## Aim of the task:
Take each line containing "object" and report it exactly as written.

## Records for the exercise:
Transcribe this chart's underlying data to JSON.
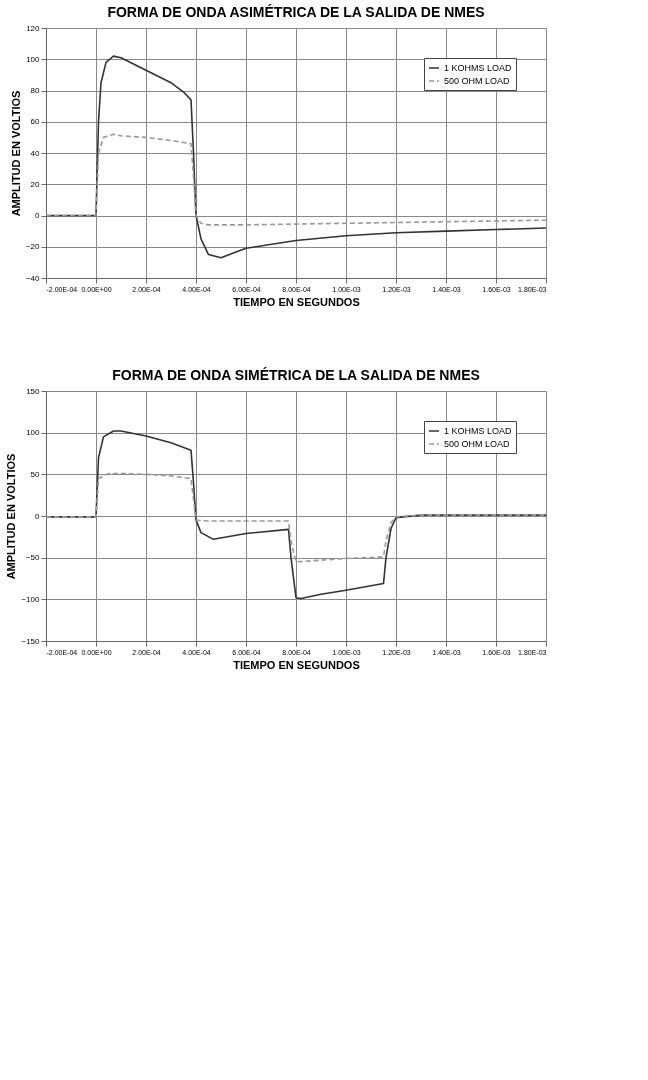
{
  "chart_data": [
    {
      "type": "line",
      "title": "FORMA DE ONDA ASIMÉTRICA DE LA SALIDA DE NMES",
      "xlabel": "TIEMPO EN SEGUNDOS",
      "ylabel": "AMPLITUD EN VOLTIOS",
      "xlim": [
        -0.0002,
        0.0018
      ],
      "xticks": [
        {
          "value": -0.0002,
          "label": "-2.00E-04"
        },
        {
          "value": 0,
          "label": "0.00E+00"
        },
        {
          "value": 0.0002,
          "label": "2.00E-04"
        },
        {
          "value": 0.0004,
          "label": "4.00E-04"
        },
        {
          "value": 0.0006,
          "label": "6.00E-04"
        },
        {
          "value": 0.0008,
          "label": "8.00E-04"
        },
        {
          "value": 0.001,
          "label": "1.00E-03"
        },
        {
          "value": 0.0012,
          "label": "1.20E-03"
        },
        {
          "value": 0.0014,
          "label": "1.40E-03"
        },
        {
          "value": 0.0016,
          "label": "1.60E-03"
        },
        {
          "value": 0.0018,
          "label": "1.80E-03"
        }
      ],
      "ylim": [
        -40,
        120
      ],
      "yticks": [
        -40,
        -20,
        0,
        20,
        40,
        60,
        80,
        100,
        120
      ],
      "grid": true,
      "legend": "top right",
      "series": [
        {
          "name": "1 KOHMS LOAD",
          "color": "#333333",
          "line_style": "solid",
          "x": [
            -0.0002,
            0,
            1e-05,
            2e-05,
            4e-05,
            7e-05,
            0.0001,
            0.00015,
            0.0002,
            0.00025,
            0.0003,
            0.00035,
            0.00038,
            0.00039,
            0.0004,
            0.00042,
            0.00045,
            0.0005,
            0.0006,
            0.0008,
            0.001,
            0.0012,
            0.0014,
            0.0016,
            0.0018
          ],
          "values": [
            0,
            0,
            60,
            85,
            98,
            102,
            101,
            97,
            93,
            89,
            85,
            79,
            74,
            40,
            0,
            -15,
            -25,
            -27,
            -21,
            -16,
            -13,
            -11,
            -10,
            -9,
            -8
          ]
        },
        {
          "name": "500 OHM LOAD",
          "color": "#999999",
          "line_style": "dashed",
          "x": [
            -0.0002,
            0,
            1e-05,
            3e-05,
            7e-05,
            0.0001,
            0.0002,
            0.0003,
            0.00038,
            0.00039,
            0.0004,
            0.00042,
            0.00045,
            0.0006,
            0.001,
            0.0014,
            0.0018
          ],
          "values": [
            0,
            0,
            40,
            50,
            52,
            51,
            50,
            48,
            46,
            25,
            0,
            -5,
            -6,
            -6,
            -5,
            -4,
            -3
          ]
        }
      ]
    },
    {
      "type": "line",
      "title": "FORMA DE ONDA SIMÉTRICA DE LA SALIDA DE NMES",
      "xlabel": "TIEMPO EN SEGUNDOS",
      "ylabel": "AMPLITUD EN VOLTIOS",
      "xlim": [
        -0.0002,
        0.0018
      ],
      "xticks": [
        {
          "value": -0.0002,
          "label": "-2.00E-04"
        },
        {
          "value": 0,
          "label": "0.00E+00"
        },
        {
          "value": 0.0002,
          "label": "2.00E-04"
        },
        {
          "value": 0.0004,
          "label": "4.00E-04"
        },
        {
          "value": 0.0006,
          "label": "6.00E-04"
        },
        {
          "value": 0.0008,
          "label": "8.00E-04"
        },
        {
          "value": 0.001,
          "label": "1.00E-03"
        },
        {
          "value": 0.0012,
          "label": "1.20E-03"
        },
        {
          "value": 0.0014,
          "label": "1.40E-03"
        },
        {
          "value": 0.0016,
          "label": "1.60E-03"
        },
        {
          "value": 0.0018,
          "label": "1.80E-03"
        }
      ],
      "ylim": [
        -150,
        150
      ],
      "yticks": [
        -150,
        -100,
        -50,
        0,
        50,
        100,
        150
      ],
      "grid": true,
      "legend": "top right",
      "series": [
        {
          "name": "1 KOHMS LOAD",
          "color": "#333333",
          "line_style": "solid",
          "x": [
            -0.0002,
            0,
            1e-05,
            3e-05,
            7e-05,
            0.0001,
            0.0002,
            0.0003,
            0.00038,
            0.00039,
            0.0004,
            0.00042,
            0.00047,
            0.0006,
            0.00077,
            0.00078,
            0.0008,
            0.00082,
            0.0009,
            0.001,
            0.00115,
            0.00116,
            0.00118,
            0.0012,
            0.0013,
            0.0018
          ],
          "values": [
            -1,
            -1,
            70,
            95,
            102,
            102,
            96,
            88,
            79,
            40,
            -5,
            -20,
            -28,
            -21,
            -16,
            -50,
            -98,
            -99,
            -94,
            -89,
            -81,
            -50,
            -15,
            -2,
            1,
            1
          ]
        },
        {
          "name": "500 OHM LOAD",
          "color": "#999999",
          "line_style": "dashed",
          "x": [
            -0.0002,
            0,
            1e-05,
            5e-05,
            0.0001,
            0.0002,
            0.0003,
            0.00038,
            0.00039,
            0.0004,
            0.00045,
            0.0006,
            0.00077,
            0.00078,
            0.0008,
            0.0009,
            0.001,
            0.00115,
            0.00116,
            0.00118,
            0.0012,
            0.0013,
            0.0018
          ],
          "values": [
            -1,
            -1,
            45,
            51,
            51,
            50,
            48,
            45,
            20,
            -5,
            -6,
            -6,
            -6,
            -30,
            -55,
            -53,
            -51,
            -49,
            -30,
            -8,
            -1,
            1,
            1
          ]
        }
      ]
    }
  ]
}
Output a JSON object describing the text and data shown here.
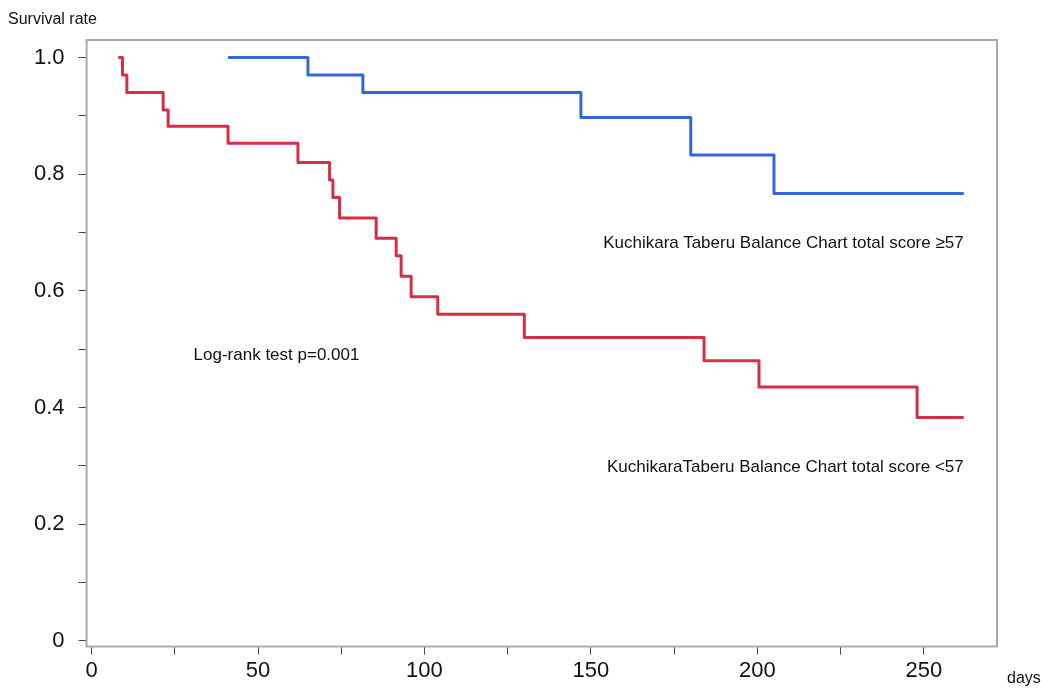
{
  "chart_data": {
    "type": "step",
    "xlabel": "days",
    "ylabel": "Survival rate",
    "xlim": [
      -1.5,
      272
    ],
    "ylim": [
      -0.01,
      1.03
    ],
    "xticks": [
      0,
      {
        "value": 25,
        "label": null
      },
      50,
      {
        "value": 75,
        "label": null
      },
      100,
      {
        "value": 125,
        "label": null
      },
      150,
      {
        "value": 175,
        "label": null
      },
      200,
      {
        "value": 225,
        "label": null
      },
      250
    ],
    "yticks": [
      0,
      {
        "value": 0.1,
        "label": null
      },
      {
        "value": 0.2,
        "label": "0.2"
      },
      {
        "value": 0.3,
        "label": null
      },
      {
        "value": 0.4,
        "label": "0.4"
      },
      {
        "value": 0.5,
        "label": null
      },
      {
        "value": 0.6,
        "label": "0.6"
      },
      {
        "value": 0.7,
        "label": null
      },
      {
        "value": 0.8,
        "label": "0.8"
      },
      {
        "value": 0.9,
        "label": null
      },
      {
        "value": 1.0,
        "label": "1.0"
      }
    ],
    "grid": false,
    "legend": false,
    "marker": "none",
    "line_style": "solid",
    "annotations": [
      "Log-rank test p=0.001"
    ],
    "series": [
      {
        "name": "Kuchikara Taberu Balance Chart total score ≥57",
        "color": "#3366dd",
        "x": [
          41,
          65,
          81.5,
          147,
          180,
          205,
          262
        ],
        "values": [
          1.0,
          0.97,
          0.94,
          0.897,
          0.833,
          0.767,
          0.767
        ]
      },
      {
        "name": "KuchikaraTaberu Balance Chart total score <57",
        "color": "#d42f45",
        "x": [
          8,
          9.3,
          10.6,
          21.5,
          23,
          41,
          62,
          71.5,
          72.5,
          74.5,
          85.5,
          91.5,
          93,
          96,
          104,
          130,
          184,
          200.5,
          248,
          262
        ],
        "values": [
          1.0,
          0.97,
          0.94,
          0.91,
          0.882,
          0.853,
          0.82,
          0.79,
          0.76,
          0.725,
          0.69,
          0.66,
          0.625,
          0.59,
          0.56,
          0.52,
          0.48,
          0.435,
          0.383,
          0.383
        ]
      }
    ]
  }
}
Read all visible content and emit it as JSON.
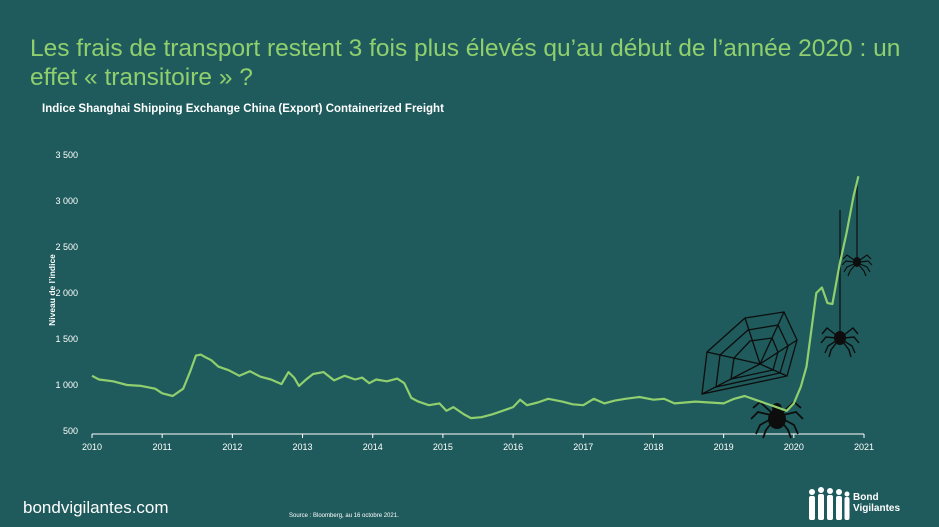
{
  "header": {
    "title": "Les frais de transport restent 3 fois plus élevés qu’au début de l’année 2020 : un effet « transitoire » ?",
    "subtitle": "Indice Shanghai Shipping Exchange China (Export) Containerized Freight"
  },
  "footer": {
    "site": "bondvigilantes.com",
    "source": "Source : Bloomberg, au 16 octobre 2021.",
    "logo_line1": "Bond",
    "logo_line2": "Vigilantes"
  },
  "colors": {
    "background": "#1f5b5c",
    "title": "#8fcf6e",
    "line": "#8fcf6e",
    "text": "#ffffff"
  },
  "icons": [
    "spider-web-icon",
    "spider-icon",
    "vigilantes-logo-icon"
  ],
  "chart_data": {
    "type": "line",
    "ylabel": "Niveau de l’indice",
    "xlabel": "",
    "ylim": [
      500,
      3500
    ],
    "xlim": [
      2010,
      2021
    ],
    "yticks": [
      500,
      1000,
      1500,
      2000,
      2500,
      3000,
      3500
    ],
    "ytick_labels": [
      "500",
      "1 000",
      "1 500",
      "2 000",
      "2 500",
      "3 000",
      "3 500"
    ],
    "xticks": [
      2010,
      2011,
      2012,
      2013,
      2014,
      2015,
      2016,
      2017,
      2018,
      2019,
      2020,
      2021
    ],
    "xtick_labels": [
      "2010",
      "2011",
      "2012",
      "2013",
      "2014",
      "2015",
      "2016",
      "2017",
      "2018",
      "2019",
      "2020",
      "2021"
    ],
    "grid": false,
    "series": [
      {
        "x": [
          2010.0,
          2010.1,
          2010.3,
          2010.5,
          2010.7,
          2010.9,
          2011.0,
          2011.15,
          2011.3,
          2011.4,
          2011.48,
          2011.55,
          2011.62,
          2011.7,
          2011.8,
          2011.95,
          2012.1,
          2012.25,
          2012.4,
          2012.55,
          2012.7,
          2012.8,
          2012.88,
          2012.95,
          2013.05,
          2013.15,
          2013.3,
          2013.45,
          2013.6,
          2013.75,
          2013.85,
          2013.95,
          2014.05,
          2014.2,
          2014.35,
          2014.45,
          2014.55,
          2014.65,
          2014.8,
          2014.95,
          2015.05,
          2015.15,
          2015.3,
          2015.4,
          2015.55,
          2015.7,
          2015.85,
          2016.0,
          2016.1,
          2016.2,
          2016.35,
          2016.5,
          2016.7,
          2016.85,
          2017.0,
          2017.15,
          2017.3,
          2017.45,
          2017.6,
          2017.8,
          2018.0,
          2018.15,
          2018.3,
          2018.45,
          2018.6,
          2018.8,
          2019.0,
          2019.15,
          2019.3,
          2019.45,
          2019.6,
          2019.75,
          2019.9,
          2020.0,
          2020.1,
          2020.18,
          2020.25,
          2020.32,
          2020.4,
          2020.48,
          2020.55,
          2020.65,
          2020.75,
          2020.85,
          2020.92
        ],
        "values": [
          1100,
          1060,
          1040,
          1000,
          990,
          960,
          910,
          880,
          960,
          1150,
          1320,
          1330,
          1300,
          1270,
          1200,
          1160,
          1100,
          1150,
          1090,
          1060,
          1010,
          1140,
          1080,
          990,
          1060,
          1120,
          1140,
          1050,
          1100,
          1060,
          1080,
          1020,
          1060,
          1040,
          1070,
          1020,
          860,
          820,
          780,
          800,
          720,
          760,
          680,
          640,
          650,
          680,
          720,
          760,
          840,
          780,
          810,
          850,
          820,
          790,
          780,
          850,
          800,
          830,
          850,
          870,
          840,
          850,
          800,
          810,
          820,
          810,
          800,
          850,
          880,
          840,
          800,
          760,
          720,
          800,
          980,
          1200,
          1600,
          2000,
          2060,
          1890,
          1880,
          2300,
          2650,
          3050,
          3270
        ]
      }
    ]
  }
}
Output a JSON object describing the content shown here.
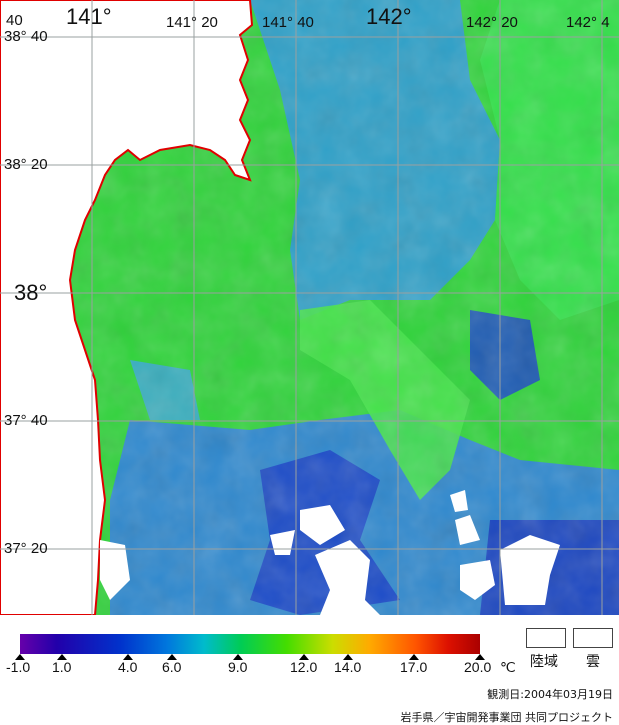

## The result:
Output a JSON object describing the text and data shown here.
Output a JSON object describing the content shown here.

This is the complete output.